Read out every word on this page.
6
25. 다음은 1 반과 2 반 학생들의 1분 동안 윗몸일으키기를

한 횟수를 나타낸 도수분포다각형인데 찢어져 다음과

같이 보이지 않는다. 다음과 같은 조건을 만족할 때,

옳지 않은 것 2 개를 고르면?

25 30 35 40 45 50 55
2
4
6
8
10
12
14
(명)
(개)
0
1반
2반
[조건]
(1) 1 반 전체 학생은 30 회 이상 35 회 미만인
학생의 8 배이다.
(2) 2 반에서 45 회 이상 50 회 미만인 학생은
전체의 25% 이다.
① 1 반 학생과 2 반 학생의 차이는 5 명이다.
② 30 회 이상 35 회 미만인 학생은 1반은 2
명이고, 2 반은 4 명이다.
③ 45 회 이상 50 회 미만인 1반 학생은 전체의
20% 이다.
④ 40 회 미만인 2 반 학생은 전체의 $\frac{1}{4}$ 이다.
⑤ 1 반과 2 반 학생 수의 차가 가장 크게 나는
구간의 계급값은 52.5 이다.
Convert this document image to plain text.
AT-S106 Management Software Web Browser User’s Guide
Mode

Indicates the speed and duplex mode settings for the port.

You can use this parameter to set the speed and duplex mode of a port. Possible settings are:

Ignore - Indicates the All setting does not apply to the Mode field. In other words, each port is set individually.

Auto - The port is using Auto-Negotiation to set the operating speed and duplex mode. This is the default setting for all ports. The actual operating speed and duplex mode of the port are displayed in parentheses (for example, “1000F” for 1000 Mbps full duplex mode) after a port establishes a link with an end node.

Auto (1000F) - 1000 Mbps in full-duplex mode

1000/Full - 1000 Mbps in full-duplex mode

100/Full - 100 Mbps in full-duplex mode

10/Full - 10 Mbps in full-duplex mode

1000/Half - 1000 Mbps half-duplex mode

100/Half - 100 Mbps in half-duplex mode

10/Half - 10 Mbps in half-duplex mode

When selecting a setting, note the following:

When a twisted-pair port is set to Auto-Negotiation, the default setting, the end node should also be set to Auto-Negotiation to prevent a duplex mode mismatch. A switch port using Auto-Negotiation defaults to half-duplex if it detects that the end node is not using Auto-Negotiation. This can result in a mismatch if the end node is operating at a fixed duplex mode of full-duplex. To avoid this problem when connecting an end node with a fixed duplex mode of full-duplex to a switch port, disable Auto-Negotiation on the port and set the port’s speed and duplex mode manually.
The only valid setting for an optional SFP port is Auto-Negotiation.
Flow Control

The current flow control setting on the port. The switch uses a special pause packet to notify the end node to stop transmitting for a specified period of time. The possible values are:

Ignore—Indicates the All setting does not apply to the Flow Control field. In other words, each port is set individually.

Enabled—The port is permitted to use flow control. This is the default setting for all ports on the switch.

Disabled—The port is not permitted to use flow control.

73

________________________

→ **OBJECTIVE**:
Go through the listing and copy all of it exactly.

→ **TASK SOLUTION**:
Read out every word on this page.
6
25. 다음은 1 반과 2 반 학생들의 1분 동안 윗몸일으키기를

한 횟수를 나타낸 도수분포다각형인데 찢어져 다음과

같이 보이지 않는다. 다음과 같은 조건을 만족할 때,

옳지 않은 것 2 개를 고르면?

25 30 35 40 45 50 55
2
4
6
8
10
12
14
(명)
(개)
0
1반
2반
[조건]
(1) 1 반 전체 학생은 30 회 이상 35 회 미만인
학생의 8 배이다.
(2) 2 반에서 45 회 이상 50 회 미만인 학생은
전체의 25% 이다.
① 1 반 학생과 2 반 학생의 차이는 5 명이다.
② 30 회 이상 35 회 미만인 학생은 1반은 2
명이고, 2 반은 4 명이다.
③ 45 회 이상 50 회 미만인 1반 학생은 전체의
20% 이다.
④ 40 회 미만인 2 반 학생은 전체의 $\frac{1}{4}$ 이다.
⑤ 1 반과 2 반 학생 수의 차가 가장 크게 나는
구간의 계급값은 52.5 이다.
Convert this document image to plain text.
AT-S106 Management Software Web Browser User’s Guide
Mode

Indicates the speed and duplex mode settings for the port.

You can use this parameter to set the speed and duplex mode of a port. Possible settings are:

Ignore - Indicates the All setting does not apply to the Mode field. In other words, each port is set individually.

Auto - The port is using Auto-Negotiation to set the operating speed and duplex mode. This is the default setting for all ports. The actual operating speed and duplex mode of the port are displayed in parentheses (for example, “1000F” for 1000 Mbps full duplex mode) after a port establishes a link with an end node.

Auto (1000F) - 1000 Mbps in full-duplex mode

1000/Full - 1000 Mbps in full-duplex mode

100/Full - 100 Mbps in full-duplex mode

10/Full - 10 Mbps in full-duplex mode

1000/Half - 1000 Mbps half-duplex mode

100/Half - 100 Mbps in half-duplex mode

10/Half - 10 Mbps in half-duplex mode

When selecting a setting, note the following:

When a twisted-pair port is set to Auto-Negotiation, the default setting, the end node should also be set to Auto-Negotiation to prevent a duplex mode mismatch. A switch port using Auto-Negotiation defaults to half-duplex if it detects that the end node is not using Auto-Negotiation. This can result in a mismatch if the end node is operating at a fixed duplex mode of full-duplex. To avoid this problem when connecting an end node with a fixed duplex mode of full-duplex to a switch port, disable Auto-Negotiation on the port and set the port’s speed and duplex mode manually.
The only valid setting for an optional SFP port is Auto-Negotiation.
Flow Control

The current flow control setting on the port. The switch uses a special pause packet to notify the end node to stop transmitting for a specified period of time. The possible values are:

Ignore—Indicates the All setting does not apply to the Flow Control field. In other words, each port is set individually.

Enabled—The port is permitted to use flow control. This is the default setting for all ports on the switch.

Disabled—The port is not permitted to use flow control.

73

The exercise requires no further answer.